A 3 DOF Model for an Electromagnetic Air Mount
Abstract
A 4 × 4 matrix model with three degrees of freedom is proposed as a means for controlling microvibrations and applied to an electromagnetic isolator. The model was derived from an assumption based on small- and low-frequency vibrations. The coordinates of the 3 DOF was composed of the 4 variables, representing a vertical position, pitch, roll, and a proof term. The coordinates were calculated from the 4 position sensors in the isolator and formulated into a 4 × 4 matrix, which possesses inversive full rank. The electro-magnetic isolator was built for a simulated machine in semiconductor manufacturing and consisted of a heavy surface plate, sensors, amps, a controller, and air springs with electromagnets. The electromagnets are installed in a pneumatic chamber of the individual air spring. The performance of the 3 DOF model was experimented and compared with that of a 1 DOF model in an impact test. The settling time in the result was reduced to 25%.

(Entries taken from a collection)
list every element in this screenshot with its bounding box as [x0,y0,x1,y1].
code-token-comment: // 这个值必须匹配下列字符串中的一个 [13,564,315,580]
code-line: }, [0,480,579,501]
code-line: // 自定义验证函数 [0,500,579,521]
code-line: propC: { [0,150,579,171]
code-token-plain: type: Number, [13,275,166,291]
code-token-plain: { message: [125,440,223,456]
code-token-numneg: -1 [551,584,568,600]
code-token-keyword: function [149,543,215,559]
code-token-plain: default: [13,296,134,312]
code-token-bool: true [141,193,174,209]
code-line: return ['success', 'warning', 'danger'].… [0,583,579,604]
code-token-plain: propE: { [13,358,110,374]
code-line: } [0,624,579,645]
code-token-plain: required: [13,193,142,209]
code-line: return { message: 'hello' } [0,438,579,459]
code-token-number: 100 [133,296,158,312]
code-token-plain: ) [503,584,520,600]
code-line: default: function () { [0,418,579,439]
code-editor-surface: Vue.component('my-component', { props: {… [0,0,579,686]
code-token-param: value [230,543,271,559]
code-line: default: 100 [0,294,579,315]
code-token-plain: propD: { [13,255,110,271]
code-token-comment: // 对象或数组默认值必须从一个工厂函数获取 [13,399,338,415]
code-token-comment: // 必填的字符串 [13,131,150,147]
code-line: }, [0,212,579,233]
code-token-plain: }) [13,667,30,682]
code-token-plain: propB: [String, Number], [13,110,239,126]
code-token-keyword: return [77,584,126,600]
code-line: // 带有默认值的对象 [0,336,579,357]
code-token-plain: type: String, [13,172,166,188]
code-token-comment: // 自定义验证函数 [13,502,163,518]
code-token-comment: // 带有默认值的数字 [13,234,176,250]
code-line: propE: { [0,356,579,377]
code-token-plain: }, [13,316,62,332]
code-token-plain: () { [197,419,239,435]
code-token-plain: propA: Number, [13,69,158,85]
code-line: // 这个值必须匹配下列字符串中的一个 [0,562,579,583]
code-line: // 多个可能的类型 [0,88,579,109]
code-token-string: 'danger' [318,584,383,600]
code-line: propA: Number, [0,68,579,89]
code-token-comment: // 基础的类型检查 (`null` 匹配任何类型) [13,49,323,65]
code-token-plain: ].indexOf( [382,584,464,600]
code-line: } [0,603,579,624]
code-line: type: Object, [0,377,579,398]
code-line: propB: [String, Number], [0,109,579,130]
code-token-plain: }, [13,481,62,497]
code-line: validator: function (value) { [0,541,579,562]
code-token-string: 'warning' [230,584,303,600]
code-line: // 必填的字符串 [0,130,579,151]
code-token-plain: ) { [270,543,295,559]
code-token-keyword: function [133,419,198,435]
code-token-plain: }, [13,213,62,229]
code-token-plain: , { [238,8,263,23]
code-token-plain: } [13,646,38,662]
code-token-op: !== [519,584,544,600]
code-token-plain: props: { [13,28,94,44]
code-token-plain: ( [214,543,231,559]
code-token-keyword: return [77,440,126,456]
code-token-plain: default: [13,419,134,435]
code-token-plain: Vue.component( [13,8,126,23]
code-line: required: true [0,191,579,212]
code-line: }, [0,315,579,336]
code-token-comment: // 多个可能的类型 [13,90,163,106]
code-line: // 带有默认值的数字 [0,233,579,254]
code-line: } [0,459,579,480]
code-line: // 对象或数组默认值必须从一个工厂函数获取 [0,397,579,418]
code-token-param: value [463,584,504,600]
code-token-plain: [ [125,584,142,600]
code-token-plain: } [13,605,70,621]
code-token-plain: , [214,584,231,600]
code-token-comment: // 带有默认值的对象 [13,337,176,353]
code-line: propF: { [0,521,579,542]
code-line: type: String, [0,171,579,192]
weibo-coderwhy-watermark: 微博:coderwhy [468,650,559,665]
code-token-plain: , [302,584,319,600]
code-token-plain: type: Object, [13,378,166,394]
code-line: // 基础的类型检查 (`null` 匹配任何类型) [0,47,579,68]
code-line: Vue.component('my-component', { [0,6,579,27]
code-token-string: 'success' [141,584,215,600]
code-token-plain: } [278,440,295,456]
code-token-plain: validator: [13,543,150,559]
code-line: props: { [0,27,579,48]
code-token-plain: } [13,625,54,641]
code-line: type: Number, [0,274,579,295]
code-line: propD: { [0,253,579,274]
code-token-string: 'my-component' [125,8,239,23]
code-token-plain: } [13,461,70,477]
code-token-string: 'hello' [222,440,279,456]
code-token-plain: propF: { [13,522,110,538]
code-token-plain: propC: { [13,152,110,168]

» **YOUR TASK**
Continue the abstract on the electromagnetic air mount model from where it stops. The listing is not required for anything here.

» **REPLY TO THE TASK**
1. Introduction
Vibration is one of the important factors in semiconductor manufacturing, affecting the processes related to laser optics. Vibration is unpredictable, irregular, and generated by various sources. Studies have been conducted to isolate vibrational effects from the environment. Air spring is one of the solutions and has been used widely in industrial field. Sensitive machines, such as lithography, are placed on air springs in order to isolate vibration. An air spring accumulates air pressure in a chamber and floats a heavy load on a surface plate. This kind of isolator is usually called an air mount. An air mount supports tons of heavy weight under a manufacturing machine. The number of the air springs is determined by the weight which the air mount will support. The weight can be several tons including a surface plate and a manufacturing machine. The physical combination of the heavy load and the springs usually causes resonance at low-frequency vibrations. This causes long oscillation due to vibrational disturbances, producing problems in the manufacturing process. When a high-speed machine immediately stops at an instance, several seconds are required to regulate the vibration in the resonance frequency.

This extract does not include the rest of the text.